◆ Task instructions
All of the entries must be reproduced exactly, with no images carried over.

[BEGIN Record excerpts]

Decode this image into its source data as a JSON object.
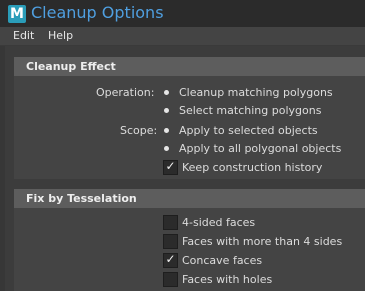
{
  "window": {
    "title": "Cleanup Options",
    "app_icon_letter": "M"
  },
  "menu": {
    "items": [
      "Edit",
      "Help"
    ]
  },
  "cleanup_effect": {
    "title": "Cleanup Effect",
    "operation_label": "Operation:",
    "operation_options": [
      "Cleanup matching polygons",
      "Select matching polygons"
    ],
    "operation_selected": 0,
    "scope_label": "Scope:",
    "scope_options": [
      "Apply to selected objects",
      "Apply to all polygonal objects"
    ],
    "scope_selected": 0,
    "history_label": "Keep construction history",
    "history_checked": true
  },
  "fix_by_tesselation": {
    "title": "Fix by Tesselation",
    "options": [
      {
        "label": "4-sided faces",
        "checked": false
      },
      {
        "label": "Faces with more than 4 sides",
        "checked": false
      },
      {
        "label": "Concave faces",
        "checked": true
      },
      {
        "label": "Faces with holes",
        "checked": false
      }
    ]
  },
  "icons": {
    "check": "checkmark-icon",
    "radio": "radio-dot-icon"
  }
}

[END Record excerpts]

◆ Response to this task
Decode this image into its source data as a JSON object.
{
  "window": {
    "title": "Cleanup Options",
    "app_icon_letter": "M"
  },
  "menu": {
    "items": [
      "Edit",
      "Help"
    ]
  },
  "cleanup_effect": {
    "title": "Cleanup Effect",
    "operation_label": "Operation:",
    "operation_options": [
      "Cleanup matching polygons",
      "Select matching polygons"
    ],
    "operation_selected": 0,
    "scope_label": "Scope:",
    "scope_options": [
      "Apply to selected objects",
      "Apply to all polygonal objects"
    ],
    "scope_selected": 0,
    "history_label": "Keep construction history",
    "history_checked": true
  },
  "fix_by_tesselation": {
    "title": "Fix by Tesselation",
    "options": [
      {
        "label": "4-sided faces",
        "checked": false
      },
      {
        "label": "Faces with more than 4 sides",
        "checked": false
      },
      {
        "label": "Concave faces",
        "checked": true
      },
      {
        "label": "Faces with holes",
        "checked": false
      }
    ]
  },
  "icons": {
    "check": "checkmark-icon",
    "radio": "radio-dot-icon"
  }
}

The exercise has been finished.